* BEGIN Records provided *

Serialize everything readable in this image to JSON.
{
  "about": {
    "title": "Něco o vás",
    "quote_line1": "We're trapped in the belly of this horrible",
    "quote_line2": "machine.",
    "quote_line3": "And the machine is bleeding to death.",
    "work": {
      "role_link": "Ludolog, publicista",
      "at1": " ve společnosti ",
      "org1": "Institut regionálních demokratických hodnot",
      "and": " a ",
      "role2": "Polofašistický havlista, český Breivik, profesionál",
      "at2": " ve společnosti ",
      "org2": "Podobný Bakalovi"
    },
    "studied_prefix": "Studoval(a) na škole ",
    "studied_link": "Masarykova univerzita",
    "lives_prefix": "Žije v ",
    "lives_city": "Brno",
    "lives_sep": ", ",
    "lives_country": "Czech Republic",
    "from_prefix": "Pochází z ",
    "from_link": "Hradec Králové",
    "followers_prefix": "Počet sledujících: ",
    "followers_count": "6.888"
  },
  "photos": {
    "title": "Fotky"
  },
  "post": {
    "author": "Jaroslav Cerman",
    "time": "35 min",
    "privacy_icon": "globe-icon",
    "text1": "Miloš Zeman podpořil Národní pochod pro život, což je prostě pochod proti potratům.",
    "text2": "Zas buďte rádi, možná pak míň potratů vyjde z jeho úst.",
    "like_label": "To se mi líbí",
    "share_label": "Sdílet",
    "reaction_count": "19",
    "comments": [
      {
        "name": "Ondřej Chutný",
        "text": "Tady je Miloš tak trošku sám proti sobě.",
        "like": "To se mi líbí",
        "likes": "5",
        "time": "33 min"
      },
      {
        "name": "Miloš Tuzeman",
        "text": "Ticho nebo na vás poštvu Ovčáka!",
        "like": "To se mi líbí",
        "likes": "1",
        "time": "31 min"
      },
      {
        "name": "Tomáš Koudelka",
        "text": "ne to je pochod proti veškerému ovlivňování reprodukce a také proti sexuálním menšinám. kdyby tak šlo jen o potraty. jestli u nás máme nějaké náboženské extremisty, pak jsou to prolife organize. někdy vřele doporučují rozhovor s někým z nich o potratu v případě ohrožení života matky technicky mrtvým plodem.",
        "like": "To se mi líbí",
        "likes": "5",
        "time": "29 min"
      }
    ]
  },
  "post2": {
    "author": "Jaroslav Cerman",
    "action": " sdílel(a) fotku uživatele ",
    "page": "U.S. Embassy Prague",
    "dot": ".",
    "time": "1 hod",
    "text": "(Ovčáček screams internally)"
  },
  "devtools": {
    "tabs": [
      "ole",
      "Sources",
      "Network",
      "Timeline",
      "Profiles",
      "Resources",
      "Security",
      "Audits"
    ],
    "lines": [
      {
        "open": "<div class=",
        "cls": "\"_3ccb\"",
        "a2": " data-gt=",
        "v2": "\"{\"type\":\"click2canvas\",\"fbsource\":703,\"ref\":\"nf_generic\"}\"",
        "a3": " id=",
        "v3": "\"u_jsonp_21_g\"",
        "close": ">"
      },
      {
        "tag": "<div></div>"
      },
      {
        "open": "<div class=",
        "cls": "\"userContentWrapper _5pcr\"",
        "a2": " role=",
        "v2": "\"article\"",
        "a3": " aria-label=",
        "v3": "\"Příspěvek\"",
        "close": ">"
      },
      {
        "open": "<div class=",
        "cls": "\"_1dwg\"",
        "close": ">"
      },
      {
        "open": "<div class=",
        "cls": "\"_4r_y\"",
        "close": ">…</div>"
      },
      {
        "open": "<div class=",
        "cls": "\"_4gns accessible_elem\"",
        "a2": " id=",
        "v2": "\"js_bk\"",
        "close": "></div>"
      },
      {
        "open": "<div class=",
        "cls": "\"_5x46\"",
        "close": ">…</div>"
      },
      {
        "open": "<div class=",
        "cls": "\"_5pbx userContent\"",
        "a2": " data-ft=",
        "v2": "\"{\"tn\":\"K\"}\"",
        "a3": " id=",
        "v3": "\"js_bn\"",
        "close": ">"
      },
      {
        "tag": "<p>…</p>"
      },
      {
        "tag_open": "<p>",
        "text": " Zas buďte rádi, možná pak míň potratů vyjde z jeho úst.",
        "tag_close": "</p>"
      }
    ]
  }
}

* END Records provided *

# Problem details
Retype the records in full. Keep every line identical to the original.

# Written solution
Serialize everything readable in this image to JSON.
{
  "about": {
    "title": "Něco o vás",
    "quote_line1": "We're trapped in the belly of this horrible",
    "quote_line2": "machine.",
    "quote_line3": "And the machine is bleeding to death.",
    "work": {
      "role_link": "Ludolog, publicista",
      "at1": " ve společnosti ",
      "org1": "Institut regionálních demokratických hodnot",
      "and": " a ",
      "role2": "Polofašistický havlista, český Breivik, profesionál",
      "at2": " ve společnosti ",
      "org2": "Podobný Bakalovi"
    },
    "studied_prefix": "Studoval(a) na škole ",
    "studied_link": "Masarykova univerzita",
    "lives_prefix": "Žije v ",
    "lives_city": "Brno",
    "lives_sep": ", ",
    "lives_country": "Czech Republic",
    "from_prefix": "Pochází z ",
    "from_link": "Hradec Králové",
    "followers_prefix": "Počet sledujících: ",
    "followers_count": "6.888"
  },
  "photos": {
    "title": "Fotky"
  },
  "post": {
    "author": "Jaroslav Cerman",
    "time": "35 min",
    "privacy_icon": "globe-icon",
    "text1": "Miloš Zeman podpořil Národní pochod pro život, což je prostě pochod proti potratům.",
    "text2": "Zas buďte rádi, možná pak míň potratů vyjde z jeho úst.",
    "like_label": "To se mi líbí",
    "share_label": "Sdílet",
    "reaction_count": "19",
    "comments": [
      {
        "name": "Ondřej Chutný",
        "text": "Tady je Miloš tak trošku sám proti sobě.",
        "like": "To se mi líbí",
        "likes": "5",
        "time": "33 min"
      },
      {
        "name": "Miloš Tuzeman",
        "text": "Ticho nebo na vás poštvu Ovčáka!",
        "like": "To se mi líbí",
        "likes": "1",
        "time": "31 min"
      },
      {
        "name": "Tomáš Koudelka",
        "text": "ne to je pochod proti veškerému ovlivňování reprodukce a také proti sexuálním menšinám. kdyby tak šlo jen o potraty. jestli u nás máme nějaké náboženské extremisty, pak jsou to prolife organize. někdy vřele doporučují rozhovor s někým z nich o potratu v případě ohrožení života matky technicky mrtvým plodem.",
        "like": "To se mi líbí",
        "likes": "5",
        "time": "29 min"
      }
    ]
  },
  "post2": {
    "author": "Jaroslav Cerman",
    "action": " sdílel(a) fotku uživatele ",
    "page": "U.S. Embassy Prague",
    "dot": ".",
    "time": "1 hod",
    "text": "(Ovčáček screams internally)"
  },
  "devtools": {
    "tabs": [
      "ole",
      "Sources",
      "Network",
      "Timeline",
      "Profiles",
      "Resources",
      "Security",
      "Audits"
    ],
    "lines": [
      {
        "open": "<div class=",
        "cls": "\"_3ccb\"",
        "a2": " data-gt=",
        "v2": "\"{\"type\":\"click2canvas\",\"fbsource\":703,\"ref\":\"nf_generic\"}\"",
        "a3": " id=",
        "v3": "\"u_jsonp_21_g\"",
        "close": ">"
      },
      {
        "tag": "<div></div>"
      },
      {
        "open": "<div class=",
        "cls": "\"userContentWrapper _5pcr\"",
        "a2": " role=",
        "v2": "\"article\"",
        "a3": " aria-label=",
        "v3": "\"Příspěvek\"",
        "close": ">"
      },
      {
        "open": "<div class=",
        "cls": "\"_1dwg\"",
        "close": ">"
      },
      {
        "open": "<div class=",
        "cls": "\"_4r_y\"",
        "close": ">…</div>"
      },
      {
        "open": "<div class=",
        "cls": "\"_4gns accessible_elem\"",
        "a2": " id=",
        "v2": "\"js_bk\"",
        "close": "></div>"
      },
      {
        "open": "<div class=",
        "cls": "\"_5x46\"",
        "close": ">…</div>"
      },
      {
        "open": "<div class=",
        "cls": "\"_5pbx userContent\"",
        "a2": " data-ft=",
        "v2": "\"{\"tn\":\"K\"}\"",
        "a3": " id=",
        "v3": "\"js_bn\"",
        "close": ">"
      },
      {
        "tag": "<p>…</p>"
      },
      {
        "tag_open": "<p>",
        "text": " Zas buďte rádi, možná pak míň potratů vyjde z jeho úst.",
        "tag_close": "</p>"
      }
    ]
  }
}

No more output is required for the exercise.